DATA FOR THIS EXERCISE =
◇ ◇ ◇
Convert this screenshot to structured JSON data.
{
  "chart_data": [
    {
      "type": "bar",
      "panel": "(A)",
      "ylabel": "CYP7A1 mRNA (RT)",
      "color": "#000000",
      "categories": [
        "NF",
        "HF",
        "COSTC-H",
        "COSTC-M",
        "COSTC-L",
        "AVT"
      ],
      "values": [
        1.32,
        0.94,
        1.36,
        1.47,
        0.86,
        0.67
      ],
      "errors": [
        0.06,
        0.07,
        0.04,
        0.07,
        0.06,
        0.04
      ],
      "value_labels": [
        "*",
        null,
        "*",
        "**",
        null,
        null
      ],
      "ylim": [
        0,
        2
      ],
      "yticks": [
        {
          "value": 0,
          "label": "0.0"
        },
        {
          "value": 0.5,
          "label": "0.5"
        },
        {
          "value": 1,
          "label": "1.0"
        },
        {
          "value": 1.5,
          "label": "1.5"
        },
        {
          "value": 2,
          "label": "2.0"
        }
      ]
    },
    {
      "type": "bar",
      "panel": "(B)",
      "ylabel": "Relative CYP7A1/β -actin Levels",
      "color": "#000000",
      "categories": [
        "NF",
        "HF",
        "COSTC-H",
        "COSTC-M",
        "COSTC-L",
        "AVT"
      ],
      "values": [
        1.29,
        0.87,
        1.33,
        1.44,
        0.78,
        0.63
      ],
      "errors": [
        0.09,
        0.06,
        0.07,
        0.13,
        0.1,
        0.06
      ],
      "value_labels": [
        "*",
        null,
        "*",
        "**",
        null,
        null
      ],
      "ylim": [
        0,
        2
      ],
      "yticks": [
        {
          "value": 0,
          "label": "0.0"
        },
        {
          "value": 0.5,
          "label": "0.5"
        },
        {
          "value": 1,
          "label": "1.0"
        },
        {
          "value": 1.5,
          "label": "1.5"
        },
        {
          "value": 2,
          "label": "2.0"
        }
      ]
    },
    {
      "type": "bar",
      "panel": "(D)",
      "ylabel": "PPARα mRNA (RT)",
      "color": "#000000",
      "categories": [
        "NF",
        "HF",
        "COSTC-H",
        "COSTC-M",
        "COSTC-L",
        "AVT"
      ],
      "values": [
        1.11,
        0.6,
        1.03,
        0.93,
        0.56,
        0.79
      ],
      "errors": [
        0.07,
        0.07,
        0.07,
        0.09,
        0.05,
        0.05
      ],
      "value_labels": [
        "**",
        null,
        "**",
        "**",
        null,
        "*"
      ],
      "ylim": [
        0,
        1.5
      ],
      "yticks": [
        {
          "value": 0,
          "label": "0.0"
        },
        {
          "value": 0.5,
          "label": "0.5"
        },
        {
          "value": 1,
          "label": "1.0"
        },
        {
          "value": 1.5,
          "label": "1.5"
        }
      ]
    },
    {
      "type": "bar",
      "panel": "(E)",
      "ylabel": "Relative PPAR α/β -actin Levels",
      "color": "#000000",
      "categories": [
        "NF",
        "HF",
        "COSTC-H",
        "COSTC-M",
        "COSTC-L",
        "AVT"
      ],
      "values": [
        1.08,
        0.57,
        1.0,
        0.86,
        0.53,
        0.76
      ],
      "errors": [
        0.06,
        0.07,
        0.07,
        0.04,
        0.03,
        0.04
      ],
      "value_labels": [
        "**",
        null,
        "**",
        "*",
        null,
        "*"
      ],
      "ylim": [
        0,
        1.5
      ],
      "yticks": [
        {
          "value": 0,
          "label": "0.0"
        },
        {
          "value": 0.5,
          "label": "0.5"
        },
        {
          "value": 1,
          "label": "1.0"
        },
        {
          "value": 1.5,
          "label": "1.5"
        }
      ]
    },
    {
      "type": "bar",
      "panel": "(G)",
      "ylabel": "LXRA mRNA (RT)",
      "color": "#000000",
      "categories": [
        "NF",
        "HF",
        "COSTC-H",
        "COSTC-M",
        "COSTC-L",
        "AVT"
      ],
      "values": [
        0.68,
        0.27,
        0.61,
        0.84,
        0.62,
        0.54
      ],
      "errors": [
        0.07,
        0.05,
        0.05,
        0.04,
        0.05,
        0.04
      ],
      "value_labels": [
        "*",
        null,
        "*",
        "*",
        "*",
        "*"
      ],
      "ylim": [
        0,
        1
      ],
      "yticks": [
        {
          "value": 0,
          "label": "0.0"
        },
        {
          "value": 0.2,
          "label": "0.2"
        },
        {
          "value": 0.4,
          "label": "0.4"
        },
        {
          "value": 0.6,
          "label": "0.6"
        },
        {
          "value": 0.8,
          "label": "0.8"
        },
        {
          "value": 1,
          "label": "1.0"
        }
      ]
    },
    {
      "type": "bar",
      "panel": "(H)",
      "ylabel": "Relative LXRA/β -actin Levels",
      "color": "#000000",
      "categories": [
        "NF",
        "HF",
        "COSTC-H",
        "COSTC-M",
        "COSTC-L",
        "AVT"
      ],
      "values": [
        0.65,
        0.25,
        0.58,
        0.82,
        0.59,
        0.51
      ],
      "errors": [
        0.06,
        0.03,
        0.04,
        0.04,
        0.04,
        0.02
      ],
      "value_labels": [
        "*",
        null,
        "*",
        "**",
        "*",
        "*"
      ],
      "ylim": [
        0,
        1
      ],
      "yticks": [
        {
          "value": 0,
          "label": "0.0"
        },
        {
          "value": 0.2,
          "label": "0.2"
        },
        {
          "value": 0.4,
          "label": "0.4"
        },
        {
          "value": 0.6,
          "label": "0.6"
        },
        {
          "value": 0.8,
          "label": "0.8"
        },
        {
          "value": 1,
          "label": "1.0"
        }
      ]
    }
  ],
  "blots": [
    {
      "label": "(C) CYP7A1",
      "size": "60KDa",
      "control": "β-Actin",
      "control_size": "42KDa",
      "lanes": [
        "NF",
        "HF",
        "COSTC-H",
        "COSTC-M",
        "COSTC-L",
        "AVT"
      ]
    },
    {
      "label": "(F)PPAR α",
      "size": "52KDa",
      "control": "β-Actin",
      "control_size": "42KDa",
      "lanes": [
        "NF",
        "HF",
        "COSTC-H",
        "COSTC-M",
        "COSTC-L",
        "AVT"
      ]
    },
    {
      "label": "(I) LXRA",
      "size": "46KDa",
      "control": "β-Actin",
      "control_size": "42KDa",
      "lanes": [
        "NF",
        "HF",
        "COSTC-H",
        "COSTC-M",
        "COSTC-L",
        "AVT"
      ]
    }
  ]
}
◇ ◇ ◇
WHAT THIS TASK INVOLVES = All of the data, start to finish: please output it exactly.

WORKED SOLUTION =
Convert this screenshot to structured JSON data.
{
  "chart_data": [
    {
      "type": "bar",
      "panel": "(A)",
      "ylabel": "CYP7A1 mRNA (RT)",
      "color": "#000000",
      "categories": [
        "NF",
        "HF",
        "COSTC-H",
        "COSTC-M",
        "COSTC-L",
        "AVT"
      ],
      "values": [
        1.32,
        0.94,
        1.36,
        1.47,
        0.86,
        0.67
      ],
      "errors": [
        0.06,
        0.07,
        0.04,
        0.07,
        0.06,
        0.04
      ],
      "value_labels": [
        "*",
        null,
        "*",
        "**",
        null,
        null
      ],
      "ylim": [
        0,
        2
      ],
      "yticks": [
        {
          "value": 0,
          "label": "0.0"
        },
        {
          "value": 0.5,
          "label": "0.5"
        },
        {
          "value": 1,
          "label": "1.0"
        },
        {
          "value": 1.5,
          "label": "1.5"
        },
        {
          "value": 2,
          "label": "2.0"
        }
      ]
    },
    {
      "type": "bar",
      "panel": "(B)",
      "ylabel": "Relative CYP7A1/β -actin Levels",
      "color": "#000000",
      "categories": [
        "NF",
        "HF",
        "COSTC-H",
        "COSTC-M",
        "COSTC-L",
        "AVT"
      ],
      "values": [
        1.29,
        0.87,
        1.33,
        1.44,
        0.78,
        0.63
      ],
      "errors": [
        0.09,
        0.06,
        0.07,
        0.13,
        0.1,
        0.06
      ],
      "value_labels": [
        "*",
        null,
        "*",
        "**",
        null,
        null
      ],
      "ylim": [
        0,
        2
      ],
      "yticks": [
        {
          "value": 0,
          "label": "0.0"
        },
        {
          "value": 0.5,
          "label": "0.5"
        },
        {
          "value": 1,
          "label": "1.0"
        },
        {
          "value": 1.5,
          "label": "1.5"
        },
        {
          "value": 2,
          "label": "2.0"
        }
      ]
    },
    {
      "type": "bar",
      "panel": "(D)",
      "ylabel": "PPARα mRNA (RT)",
      "color": "#000000",
      "categories": [
        "NF",
        "HF",
        "COSTC-H",
        "COSTC-M",
        "COSTC-L",
        "AVT"
      ],
      "values": [
        1.11,
        0.6,
        1.03,
        0.93,
        0.56,
        0.79
      ],
      "errors": [
        0.07,
        0.07,
        0.07,
        0.09,
        0.05,
        0.05
      ],
      "value_labels": [
        "**",
        null,
        "**",
        "**",
        null,
        "*"
      ],
      "ylim": [
        0,
        1.5
      ],
      "yticks": [
        {
          "value": 0,
          "label": "0.0"
        },
        {
          "value": 0.5,
          "label": "0.5"
        },
        {
          "value": 1,
          "label": "1.0"
        },
        {
          "value": 1.5,
          "label": "1.5"
        }
      ]
    },
    {
      "type": "bar",
      "panel": "(E)",
      "ylabel": "Relative PPAR α/β -actin Levels",
      "color": "#000000",
      "categories": [
        "NF",
        "HF",
        "COSTC-H",
        "COSTC-M",
        "COSTC-L",
        "AVT"
      ],
      "values": [
        1.08,
        0.57,
        1.0,
        0.86,
        0.53,
        0.76
      ],
      "errors": [
        0.06,
        0.07,
        0.07,
        0.04,
        0.03,
        0.04
      ],
      "value_labels": [
        "**",
        null,
        "**",
        "*",
        null,
        "*"
      ],
      "ylim": [
        0,
        1.5
      ],
      "yticks": [
        {
          "value": 0,
          "label": "0.0"
        },
        {
          "value": 0.5,
          "label": "0.5"
        },
        {
          "value": 1,
          "label": "1.0"
        },
        {
          "value": 1.5,
          "label": "1.5"
        }
      ]
    },
    {
      "type": "bar",
      "panel": "(G)",
      "ylabel": "LXRA mRNA (RT)",
      "color": "#000000",
      "categories": [
        "NF",
        "HF",
        "COSTC-H",
        "COSTC-M",
        "COSTC-L",
        "AVT"
      ],
      "values": [
        0.68,
        0.27,
        0.61,
        0.84,
        0.62,
        0.54
      ],
      "errors": [
        0.07,
        0.05,
        0.05,
        0.04,
        0.05,
        0.04
      ],
      "value_labels": [
        "*",
        null,
        "*",
        "*",
        "*",
        "*"
      ],
      "ylim": [
        0,
        1
      ],
      "yticks": [
        {
          "value": 0,
          "label": "0.0"
        },
        {
          "value": 0.2,
          "label": "0.2"
        },
        {
          "value": 0.4,
          "label": "0.4"
        },
        {
          "value": 0.6,
          "label": "0.6"
        },
        {
          "value": 0.8,
          "label": "0.8"
        },
        {
          "value": 1,
          "label": "1.0"
        }
      ]
    },
    {
      "type": "bar",
      "panel": "(H)",
      "ylabel": "Relative LXRA/β -actin Levels",
      "color": "#000000",
      "categories": [
        "NF",
        "HF",
        "COSTC-H",
        "COSTC-M",
        "COSTC-L",
        "AVT"
      ],
      "values": [
        0.65,
        0.25,
        0.58,
        0.82,
        0.59,
        0.51
      ],
      "errors": [
        0.06,
        0.03,
        0.04,
        0.04,
        0.04,
        0.02
      ],
      "value_labels": [
        "*",
        null,
        "*",
        "**",
        "*",
        "*"
      ],
      "ylim": [
        0,
        1
      ],
      "yticks": [
        {
          "value": 0,
          "label": "0.0"
        },
        {
          "value": 0.2,
          "label": "0.2"
        },
        {
          "value": 0.4,
          "label": "0.4"
        },
        {
          "value": 0.6,
          "label": "0.6"
        },
        {
          "value": 0.8,
          "label": "0.8"
        },
        {
          "value": 1,
          "label": "1.0"
        }
      ]
    }
  ],
  "blots": [
    {
      "label": "(C) CYP7A1",
      "size": "60KDa",
      "control": "β-Actin",
      "control_size": "42KDa",
      "lanes": [
        "NF",
        "HF",
        "COSTC-H",
        "COSTC-M",
        "COSTC-L",
        "AVT"
      ]
    },
    {
      "label": "(F)PPAR α",
      "size": "52KDa",
      "control": "β-Actin",
      "control_size": "42KDa",
      "lanes": [
        "NF",
        "HF",
        "COSTC-H",
        "COSTC-M",
        "COSTC-L",
        "AVT"
      ]
    },
    {
      "label": "(I) LXRA",
      "size": "46KDa",
      "control": "β-Actin",
      "control_size": "42KDa",
      "lanes": [
        "NF",
        "HF",
        "COSTC-H",
        "COSTC-M",
        "COSTC-L",
        "AVT"
      ]
    }
  ]
}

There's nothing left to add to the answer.